### To be done
Quote the listing below in its entirety, omitting every image.

### Records shown
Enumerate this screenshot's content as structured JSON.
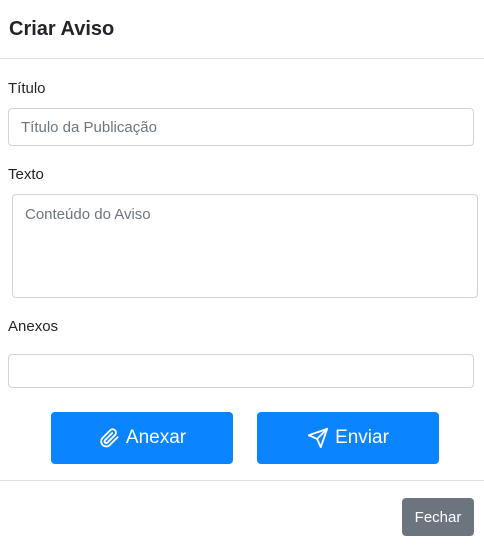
{
  "modal": {
    "title": "Criar Aviso"
  },
  "form": {
    "titulo": {
      "label": "Título",
      "placeholder": "Título da Publicação",
      "value": ""
    },
    "texto": {
      "label": "Texto",
      "placeholder": "Conteúdo do Aviso",
      "value": ""
    },
    "anexos": {
      "label": "Anexos",
      "value": ""
    }
  },
  "actions": {
    "anexar_label": "Anexar",
    "enviar_label": "Enviar",
    "fechar_label": "Fechar"
  },
  "icons": {
    "anexar": "paperclip-icon",
    "enviar": "send-icon"
  },
  "colors": {
    "primary": "#0a84ff",
    "secondary": "#6c757d",
    "border": "#ced4da",
    "divider": "#dee2e6"
  }
}
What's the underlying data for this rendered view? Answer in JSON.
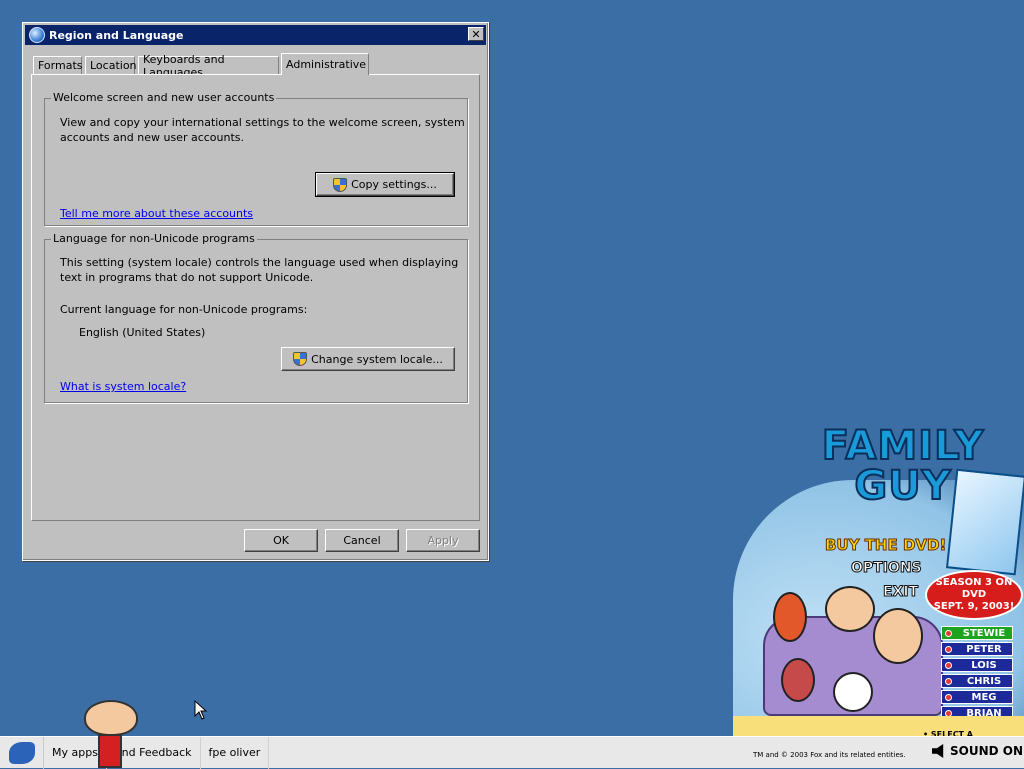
{
  "dialog": {
    "title": "Region and Language",
    "close_label": "✕",
    "tabs": [
      {
        "label": "Formats"
      },
      {
        "label": "Location"
      },
      {
        "label": "Keyboards and Languages"
      },
      {
        "label": "Administrative"
      }
    ],
    "group1": {
      "title": "Welcome screen and new user accounts",
      "description_line1": "View and copy your international settings to the welcome screen, system",
      "description_line2": "accounts and new user accounts.",
      "copy_button": "Copy settings...",
      "link": "Tell me more about these accounts"
    },
    "group2": {
      "title": "Language for non-Unicode programs",
      "description_line1": "This setting (system locale) controls the language used when displaying",
      "description_line2": "text in programs that do not support Unicode.",
      "current_label": "Current language for non-Unicode programs:",
      "current_value": "English (United States)",
      "change_button": "Change system locale...",
      "link": "What is system locale?"
    },
    "buttons": {
      "ok": "OK",
      "cancel": "Cancel",
      "apply": "Apply"
    }
  },
  "family_guy": {
    "logo": "FAMILY GUY",
    "menu": {
      "buy": "BUY THE DVD!",
      "options": "OPTIONS",
      "exit": "EXIT"
    },
    "season_line1": "SEASON 3 ON DVD",
    "season_line2": "SEPT. 9, 2003!",
    "characters": [
      "STEWIE",
      "PETER",
      "LOIS",
      "CHRIS",
      "MEG",
      "BRIAN"
    ],
    "select_hint": "• SELECT A CHARACTER ABOVE",
    "copyright": "TM and © 2003 Fox and its related entities.",
    "sound": "SOUND ON"
  },
  "taskbar": {
    "items": [
      "My apps",
      "and Feedback",
      "fpe oliver"
    ]
  }
}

### Answer in full
Enumerate this screenshot's content as structured JSON.
{
  "modal": {
    "title": "Criar Aviso"
  },
  "form": {
    "titulo": {
      "label": "Título",
      "placeholder": "Título da Publicação",
      "value": ""
    },
    "texto": {
      "label": "Texto",
      "placeholder": "Conteúdo do Aviso",
      "value": ""
    },
    "anexos": {
      "label": "Anexos",
      "value": ""
    }
  },
  "actions": {
    "anexar_label": "Anexar",
    "enviar_label": "Enviar",
    "fechar_label": "Fechar"
  },
  "icons": {
    "anexar": "paperclip-icon",
    "enviar": "send-icon"
  },
  "colors": {
    "primary": "#0a84ff",
    "secondary": "#6c757d",
    "border": "#ced4da",
    "divider": "#dee2e6"
  }
}
What's the underlying data for this rendered view? Answer in JSON.
{
  "dialog": {
    "title": "Region and Language",
    "close_label": "✕",
    "tabs": [
      {
        "label": "Formats"
      },
      {
        "label": "Location"
      },
      {
        "label": "Keyboards and Languages"
      },
      {
        "label": "Administrative"
      }
    ],
    "group1": {
      "title": "Welcome screen and new user accounts",
      "description_line1": "View and copy your international settings to the welcome screen, system",
      "description_line2": "accounts and new user accounts.",
      "copy_button": "Copy settings...",
      "link": "Tell me more about these accounts"
    },
    "group2": {
      "title": "Language for non-Unicode programs",
      "description_line1": "This setting (system locale) controls the language used when displaying",
      "description_line2": "text in programs that do not support Unicode.",
      "current_label": "Current language for non-Unicode programs:",
      "current_value": "English (United States)",
      "change_button": "Change system locale...",
      "link": "What is system locale?"
    },
    "buttons": {
      "ok": "OK",
      "cancel": "Cancel",
      "apply": "Apply"
    }
  },
  "family_guy": {
    "logo": "FAMILY GUY",
    "menu": {
      "buy": "BUY THE DVD!",
      "options": "OPTIONS",
      "exit": "EXIT"
    },
    "season_line1": "SEASON 3 ON DVD",
    "season_line2": "SEPT. 9, 2003!",
    "characters": [
      "STEWIE",
      "PETER",
      "LOIS",
      "CHRIS",
      "MEG",
      "BRIAN"
    ],
    "select_hint": "• SELECT A CHARACTER ABOVE",
    "copyright": "TM and © 2003 Fox and its related entities.",
    "sound": "SOUND ON"
  },
  "taskbar": {
    "items": [
      "My apps",
      "and Feedback",
      "fpe oliver"
    ]
  }
}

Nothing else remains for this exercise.